Work out the number of lines with "övriga" in them. Reply with that number and no other words.

(Figure dataset records)
start
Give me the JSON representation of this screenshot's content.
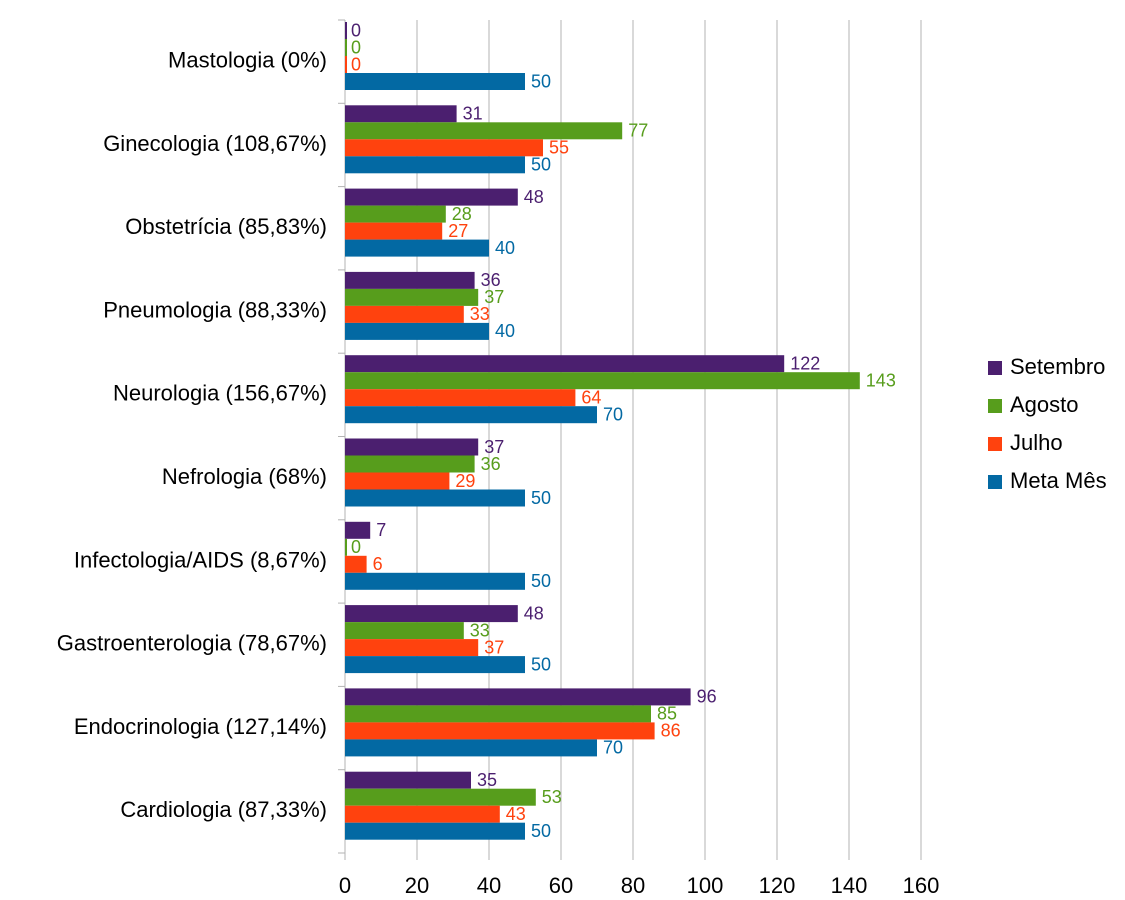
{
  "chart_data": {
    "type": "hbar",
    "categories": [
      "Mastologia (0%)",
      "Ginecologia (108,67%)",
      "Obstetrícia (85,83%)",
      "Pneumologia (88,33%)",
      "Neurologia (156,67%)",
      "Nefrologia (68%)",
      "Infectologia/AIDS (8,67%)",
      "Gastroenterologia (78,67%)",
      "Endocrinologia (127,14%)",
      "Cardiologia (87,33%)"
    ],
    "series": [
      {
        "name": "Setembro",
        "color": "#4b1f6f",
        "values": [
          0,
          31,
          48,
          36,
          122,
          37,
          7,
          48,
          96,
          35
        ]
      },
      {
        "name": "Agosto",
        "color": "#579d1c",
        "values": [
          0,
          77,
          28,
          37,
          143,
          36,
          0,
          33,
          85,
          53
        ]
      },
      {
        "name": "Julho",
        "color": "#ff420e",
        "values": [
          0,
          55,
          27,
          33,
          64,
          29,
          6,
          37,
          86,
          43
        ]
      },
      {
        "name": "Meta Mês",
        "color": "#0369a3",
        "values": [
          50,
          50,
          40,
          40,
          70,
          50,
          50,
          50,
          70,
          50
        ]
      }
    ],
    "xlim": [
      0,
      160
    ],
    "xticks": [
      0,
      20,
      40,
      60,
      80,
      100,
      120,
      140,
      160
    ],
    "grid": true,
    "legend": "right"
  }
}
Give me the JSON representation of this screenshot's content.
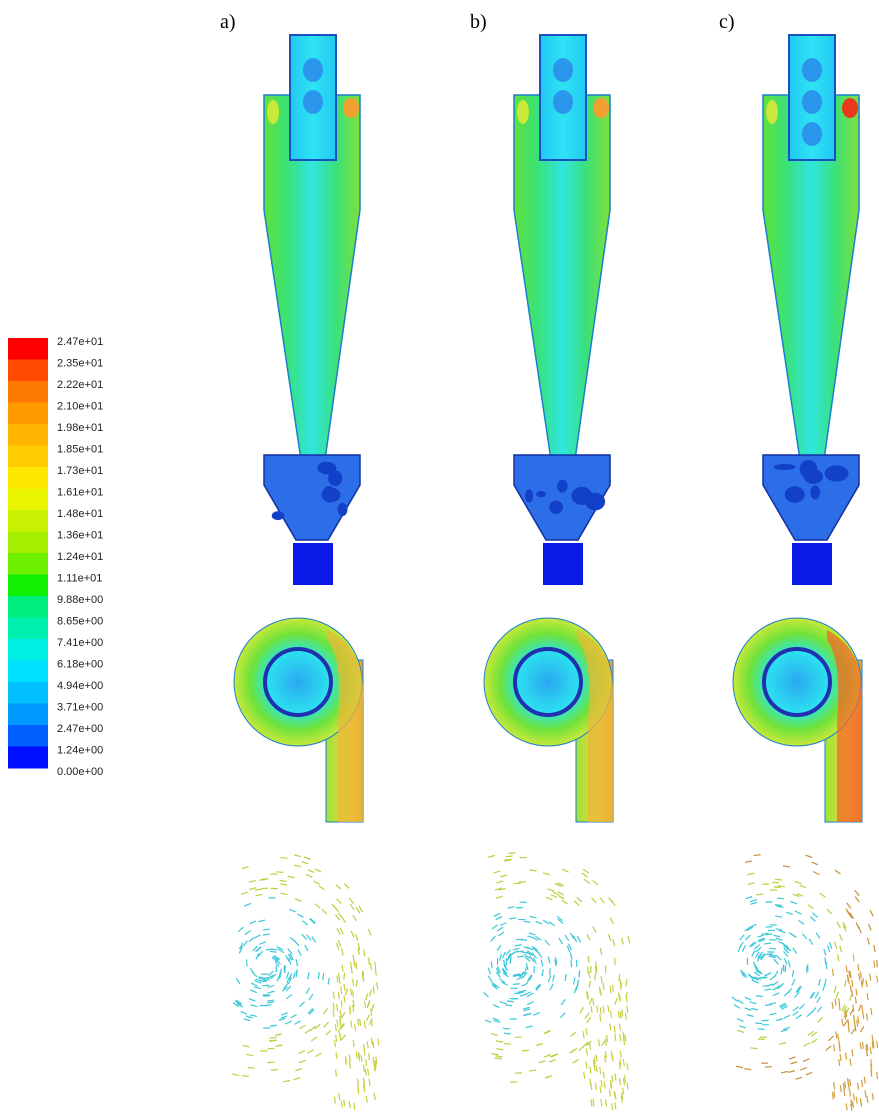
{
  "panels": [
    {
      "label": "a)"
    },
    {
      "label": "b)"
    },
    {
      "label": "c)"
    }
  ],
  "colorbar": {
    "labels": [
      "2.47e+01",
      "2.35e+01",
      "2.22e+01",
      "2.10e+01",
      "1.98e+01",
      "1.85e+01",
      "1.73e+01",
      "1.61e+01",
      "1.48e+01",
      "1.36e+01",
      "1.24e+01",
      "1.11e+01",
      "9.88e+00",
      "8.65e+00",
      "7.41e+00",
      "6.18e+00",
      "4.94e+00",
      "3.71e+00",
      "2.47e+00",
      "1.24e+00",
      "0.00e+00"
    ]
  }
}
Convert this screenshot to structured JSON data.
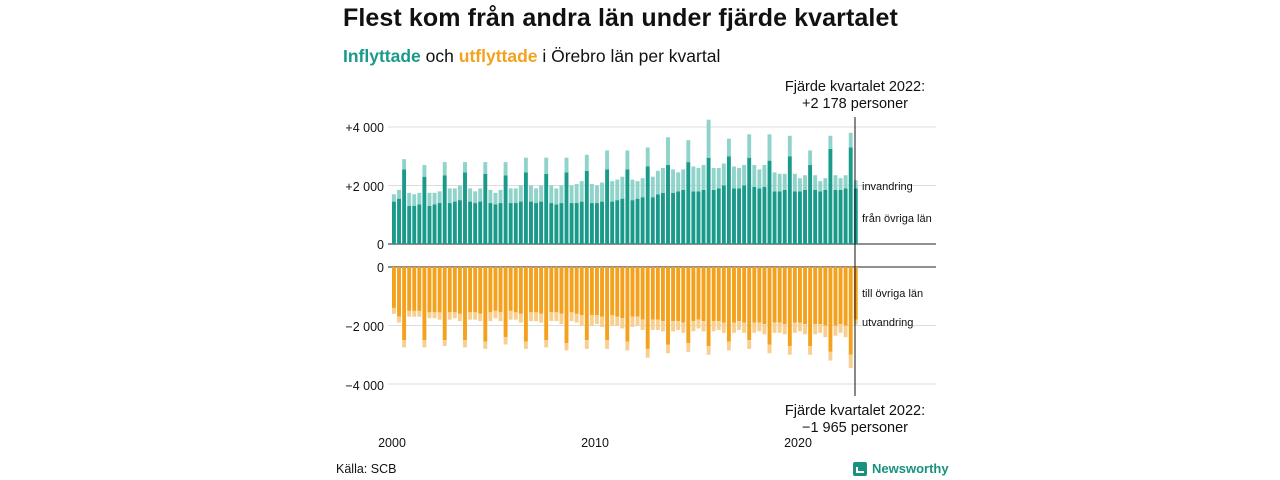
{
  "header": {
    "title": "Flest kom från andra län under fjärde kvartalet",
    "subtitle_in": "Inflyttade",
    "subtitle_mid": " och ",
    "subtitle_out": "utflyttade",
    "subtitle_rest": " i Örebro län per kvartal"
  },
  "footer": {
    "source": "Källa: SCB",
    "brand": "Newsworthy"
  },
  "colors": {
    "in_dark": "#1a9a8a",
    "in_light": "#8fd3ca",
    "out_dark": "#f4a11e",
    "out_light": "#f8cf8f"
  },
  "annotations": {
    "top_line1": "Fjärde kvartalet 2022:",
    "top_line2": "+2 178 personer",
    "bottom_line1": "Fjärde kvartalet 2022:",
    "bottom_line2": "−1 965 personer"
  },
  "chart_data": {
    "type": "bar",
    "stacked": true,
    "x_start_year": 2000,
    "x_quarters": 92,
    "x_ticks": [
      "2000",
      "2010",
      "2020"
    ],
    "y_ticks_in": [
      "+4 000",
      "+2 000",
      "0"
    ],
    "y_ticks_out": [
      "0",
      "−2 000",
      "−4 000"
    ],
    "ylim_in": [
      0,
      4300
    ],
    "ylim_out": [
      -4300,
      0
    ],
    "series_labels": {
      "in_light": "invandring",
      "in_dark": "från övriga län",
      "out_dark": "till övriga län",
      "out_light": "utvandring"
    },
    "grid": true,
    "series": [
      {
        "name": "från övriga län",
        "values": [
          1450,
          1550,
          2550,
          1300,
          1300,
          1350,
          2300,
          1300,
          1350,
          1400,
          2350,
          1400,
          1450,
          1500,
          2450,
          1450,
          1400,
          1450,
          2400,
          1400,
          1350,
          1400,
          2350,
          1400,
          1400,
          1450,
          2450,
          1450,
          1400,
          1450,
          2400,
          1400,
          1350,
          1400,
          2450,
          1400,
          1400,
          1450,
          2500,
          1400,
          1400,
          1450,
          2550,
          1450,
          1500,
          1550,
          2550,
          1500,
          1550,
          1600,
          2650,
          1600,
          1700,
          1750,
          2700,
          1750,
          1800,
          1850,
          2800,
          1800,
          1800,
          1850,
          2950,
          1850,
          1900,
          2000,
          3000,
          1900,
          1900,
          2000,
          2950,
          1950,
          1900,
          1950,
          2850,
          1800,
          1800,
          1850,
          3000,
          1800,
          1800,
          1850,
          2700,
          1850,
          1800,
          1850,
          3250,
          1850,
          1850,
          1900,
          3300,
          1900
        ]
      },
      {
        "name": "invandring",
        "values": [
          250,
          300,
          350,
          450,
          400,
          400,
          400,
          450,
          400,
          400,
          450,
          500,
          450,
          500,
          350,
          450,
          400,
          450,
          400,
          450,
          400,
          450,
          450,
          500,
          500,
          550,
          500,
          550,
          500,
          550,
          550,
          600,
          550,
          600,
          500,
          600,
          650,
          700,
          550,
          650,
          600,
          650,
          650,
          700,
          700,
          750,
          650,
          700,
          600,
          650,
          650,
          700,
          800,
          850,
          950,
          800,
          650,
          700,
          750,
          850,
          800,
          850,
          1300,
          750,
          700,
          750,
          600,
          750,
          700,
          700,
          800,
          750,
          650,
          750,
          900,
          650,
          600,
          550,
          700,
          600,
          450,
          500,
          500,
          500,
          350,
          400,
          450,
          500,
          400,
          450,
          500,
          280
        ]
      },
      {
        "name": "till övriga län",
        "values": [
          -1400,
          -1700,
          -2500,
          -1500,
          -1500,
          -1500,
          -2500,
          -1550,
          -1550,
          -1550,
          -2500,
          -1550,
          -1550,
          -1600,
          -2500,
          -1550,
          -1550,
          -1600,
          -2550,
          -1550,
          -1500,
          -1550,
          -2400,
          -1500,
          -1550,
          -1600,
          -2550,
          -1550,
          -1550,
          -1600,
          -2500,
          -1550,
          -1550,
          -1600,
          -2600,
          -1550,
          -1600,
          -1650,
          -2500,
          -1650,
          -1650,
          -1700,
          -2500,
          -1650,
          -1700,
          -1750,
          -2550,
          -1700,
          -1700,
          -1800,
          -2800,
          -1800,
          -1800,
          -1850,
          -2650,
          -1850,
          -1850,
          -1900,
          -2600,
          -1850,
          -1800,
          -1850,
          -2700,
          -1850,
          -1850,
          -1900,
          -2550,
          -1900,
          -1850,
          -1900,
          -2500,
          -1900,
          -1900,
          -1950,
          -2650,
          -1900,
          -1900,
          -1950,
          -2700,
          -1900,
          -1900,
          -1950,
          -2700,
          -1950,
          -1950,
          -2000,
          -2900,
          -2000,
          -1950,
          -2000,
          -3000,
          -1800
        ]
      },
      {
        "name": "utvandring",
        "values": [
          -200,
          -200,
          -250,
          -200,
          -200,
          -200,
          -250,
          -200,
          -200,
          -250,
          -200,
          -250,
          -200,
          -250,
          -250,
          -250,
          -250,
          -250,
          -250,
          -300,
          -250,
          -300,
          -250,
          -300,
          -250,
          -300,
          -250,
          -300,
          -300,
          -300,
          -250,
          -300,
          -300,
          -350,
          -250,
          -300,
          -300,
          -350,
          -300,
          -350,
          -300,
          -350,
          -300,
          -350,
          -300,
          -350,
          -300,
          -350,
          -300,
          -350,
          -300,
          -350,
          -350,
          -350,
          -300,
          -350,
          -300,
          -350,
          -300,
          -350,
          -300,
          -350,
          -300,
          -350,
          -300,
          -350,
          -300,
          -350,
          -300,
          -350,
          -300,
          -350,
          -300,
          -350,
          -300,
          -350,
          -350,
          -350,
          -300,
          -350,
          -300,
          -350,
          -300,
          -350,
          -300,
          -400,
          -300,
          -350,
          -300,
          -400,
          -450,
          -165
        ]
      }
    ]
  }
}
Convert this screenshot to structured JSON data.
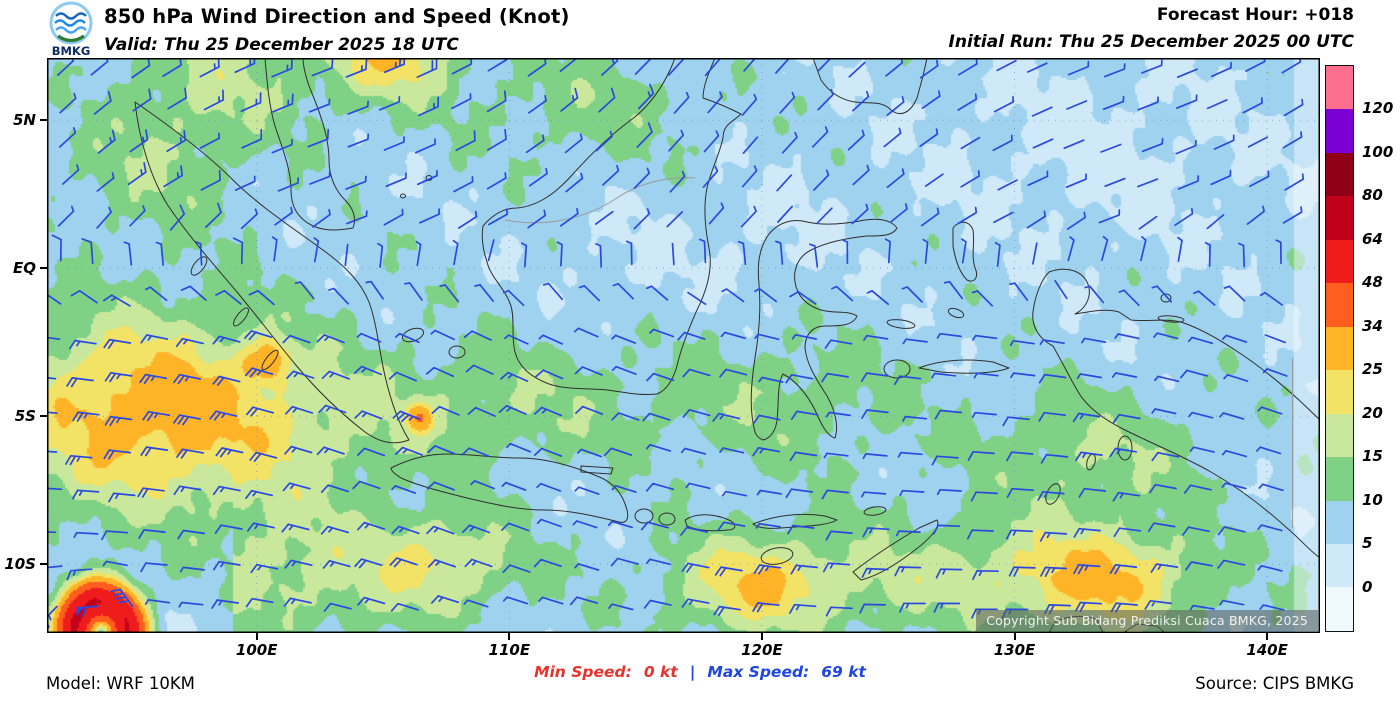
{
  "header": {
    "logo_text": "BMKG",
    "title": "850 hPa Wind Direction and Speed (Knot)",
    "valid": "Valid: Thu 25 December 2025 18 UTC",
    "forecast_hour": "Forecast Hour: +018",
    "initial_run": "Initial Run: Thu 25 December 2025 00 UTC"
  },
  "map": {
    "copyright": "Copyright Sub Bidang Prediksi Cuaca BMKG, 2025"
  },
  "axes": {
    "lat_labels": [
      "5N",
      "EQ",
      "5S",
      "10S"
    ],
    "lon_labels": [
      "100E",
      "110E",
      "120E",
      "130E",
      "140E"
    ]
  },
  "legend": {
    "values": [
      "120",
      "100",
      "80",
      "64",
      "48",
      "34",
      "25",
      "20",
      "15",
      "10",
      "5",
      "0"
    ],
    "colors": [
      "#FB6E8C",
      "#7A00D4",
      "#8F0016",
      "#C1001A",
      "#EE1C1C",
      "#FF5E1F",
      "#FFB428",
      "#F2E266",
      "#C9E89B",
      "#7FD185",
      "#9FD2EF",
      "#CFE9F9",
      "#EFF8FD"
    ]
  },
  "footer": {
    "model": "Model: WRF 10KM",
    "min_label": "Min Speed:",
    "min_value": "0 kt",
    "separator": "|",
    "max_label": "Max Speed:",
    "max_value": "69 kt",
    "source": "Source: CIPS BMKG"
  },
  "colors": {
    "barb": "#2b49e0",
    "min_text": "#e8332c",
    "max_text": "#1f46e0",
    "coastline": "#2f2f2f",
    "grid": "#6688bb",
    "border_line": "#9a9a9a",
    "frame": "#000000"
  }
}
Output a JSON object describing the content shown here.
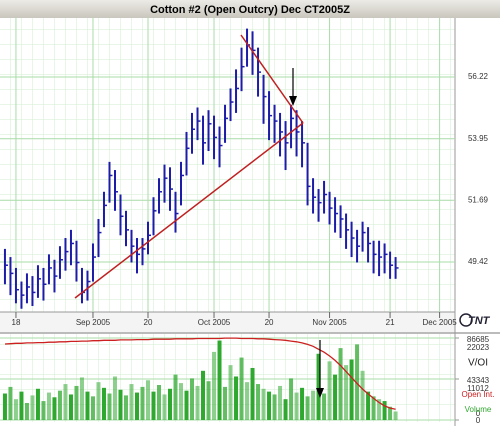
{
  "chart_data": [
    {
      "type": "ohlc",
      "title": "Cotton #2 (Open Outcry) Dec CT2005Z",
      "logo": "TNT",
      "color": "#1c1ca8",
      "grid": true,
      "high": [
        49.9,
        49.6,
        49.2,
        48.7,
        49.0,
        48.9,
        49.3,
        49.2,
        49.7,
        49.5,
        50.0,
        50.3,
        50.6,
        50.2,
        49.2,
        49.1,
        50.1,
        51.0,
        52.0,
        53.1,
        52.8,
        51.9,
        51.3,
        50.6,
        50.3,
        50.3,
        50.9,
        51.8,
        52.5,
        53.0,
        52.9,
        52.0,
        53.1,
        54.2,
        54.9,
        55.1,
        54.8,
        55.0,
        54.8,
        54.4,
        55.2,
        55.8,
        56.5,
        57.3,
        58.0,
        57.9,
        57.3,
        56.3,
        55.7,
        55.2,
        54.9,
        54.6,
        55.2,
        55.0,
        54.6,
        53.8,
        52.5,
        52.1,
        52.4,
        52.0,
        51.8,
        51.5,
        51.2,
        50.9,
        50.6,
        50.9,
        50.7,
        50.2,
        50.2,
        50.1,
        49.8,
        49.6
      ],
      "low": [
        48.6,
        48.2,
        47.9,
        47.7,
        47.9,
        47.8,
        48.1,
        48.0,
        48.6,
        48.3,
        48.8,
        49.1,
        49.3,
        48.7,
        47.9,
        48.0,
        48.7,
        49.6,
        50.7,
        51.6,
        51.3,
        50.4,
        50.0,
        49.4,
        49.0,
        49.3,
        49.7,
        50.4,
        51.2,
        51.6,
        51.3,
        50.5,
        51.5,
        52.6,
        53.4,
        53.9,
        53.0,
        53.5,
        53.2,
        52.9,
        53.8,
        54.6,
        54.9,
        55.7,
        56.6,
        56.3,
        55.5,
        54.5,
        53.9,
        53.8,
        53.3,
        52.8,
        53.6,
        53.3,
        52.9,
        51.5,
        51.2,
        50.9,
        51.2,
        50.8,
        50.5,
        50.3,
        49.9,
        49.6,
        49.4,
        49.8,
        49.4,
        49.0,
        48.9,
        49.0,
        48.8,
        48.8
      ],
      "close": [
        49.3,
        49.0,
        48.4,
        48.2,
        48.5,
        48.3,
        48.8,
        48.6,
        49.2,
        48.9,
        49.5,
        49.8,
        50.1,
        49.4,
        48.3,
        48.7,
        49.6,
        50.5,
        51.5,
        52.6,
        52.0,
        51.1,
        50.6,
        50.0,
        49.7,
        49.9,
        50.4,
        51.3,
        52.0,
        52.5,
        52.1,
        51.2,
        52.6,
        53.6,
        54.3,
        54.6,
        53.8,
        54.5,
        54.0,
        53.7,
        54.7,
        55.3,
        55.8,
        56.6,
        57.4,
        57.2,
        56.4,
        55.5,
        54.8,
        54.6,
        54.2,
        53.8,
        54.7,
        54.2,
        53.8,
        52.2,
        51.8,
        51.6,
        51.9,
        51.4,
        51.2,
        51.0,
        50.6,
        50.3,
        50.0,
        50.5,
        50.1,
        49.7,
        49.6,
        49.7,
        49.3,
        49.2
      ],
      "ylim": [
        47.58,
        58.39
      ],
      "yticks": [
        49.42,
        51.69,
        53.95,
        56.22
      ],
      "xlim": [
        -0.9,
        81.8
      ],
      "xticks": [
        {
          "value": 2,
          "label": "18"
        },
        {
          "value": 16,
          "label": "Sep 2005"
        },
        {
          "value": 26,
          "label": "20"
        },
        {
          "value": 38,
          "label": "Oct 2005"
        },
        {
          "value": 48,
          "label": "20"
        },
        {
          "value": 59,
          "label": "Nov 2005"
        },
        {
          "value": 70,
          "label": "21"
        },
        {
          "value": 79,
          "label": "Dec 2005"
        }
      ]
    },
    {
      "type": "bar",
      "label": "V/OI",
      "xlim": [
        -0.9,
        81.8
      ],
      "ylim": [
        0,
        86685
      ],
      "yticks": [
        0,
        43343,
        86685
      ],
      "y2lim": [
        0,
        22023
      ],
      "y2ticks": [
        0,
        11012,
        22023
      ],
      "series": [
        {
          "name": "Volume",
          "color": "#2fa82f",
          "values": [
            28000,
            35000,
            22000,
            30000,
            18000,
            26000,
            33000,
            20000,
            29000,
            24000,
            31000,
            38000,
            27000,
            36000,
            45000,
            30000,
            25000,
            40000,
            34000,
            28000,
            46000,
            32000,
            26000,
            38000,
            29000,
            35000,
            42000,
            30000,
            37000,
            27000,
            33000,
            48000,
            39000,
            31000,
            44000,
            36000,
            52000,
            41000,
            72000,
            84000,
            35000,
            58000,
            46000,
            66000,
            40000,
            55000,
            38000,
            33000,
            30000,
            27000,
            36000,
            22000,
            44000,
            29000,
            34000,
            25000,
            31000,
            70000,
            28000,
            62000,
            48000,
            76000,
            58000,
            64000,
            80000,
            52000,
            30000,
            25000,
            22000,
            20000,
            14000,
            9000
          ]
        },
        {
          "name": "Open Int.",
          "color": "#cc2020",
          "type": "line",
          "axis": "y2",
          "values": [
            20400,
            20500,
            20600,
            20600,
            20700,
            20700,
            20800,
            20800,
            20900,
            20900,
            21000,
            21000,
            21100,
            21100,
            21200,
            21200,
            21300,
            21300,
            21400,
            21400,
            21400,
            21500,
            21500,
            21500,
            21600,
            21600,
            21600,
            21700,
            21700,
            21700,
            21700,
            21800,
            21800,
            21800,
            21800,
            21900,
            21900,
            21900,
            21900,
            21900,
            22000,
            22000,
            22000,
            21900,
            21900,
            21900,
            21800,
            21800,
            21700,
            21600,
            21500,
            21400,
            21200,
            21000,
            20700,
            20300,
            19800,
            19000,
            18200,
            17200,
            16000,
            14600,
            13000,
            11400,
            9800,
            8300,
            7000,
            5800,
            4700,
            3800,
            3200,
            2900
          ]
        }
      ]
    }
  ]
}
end
*Reply to the exercise*:
4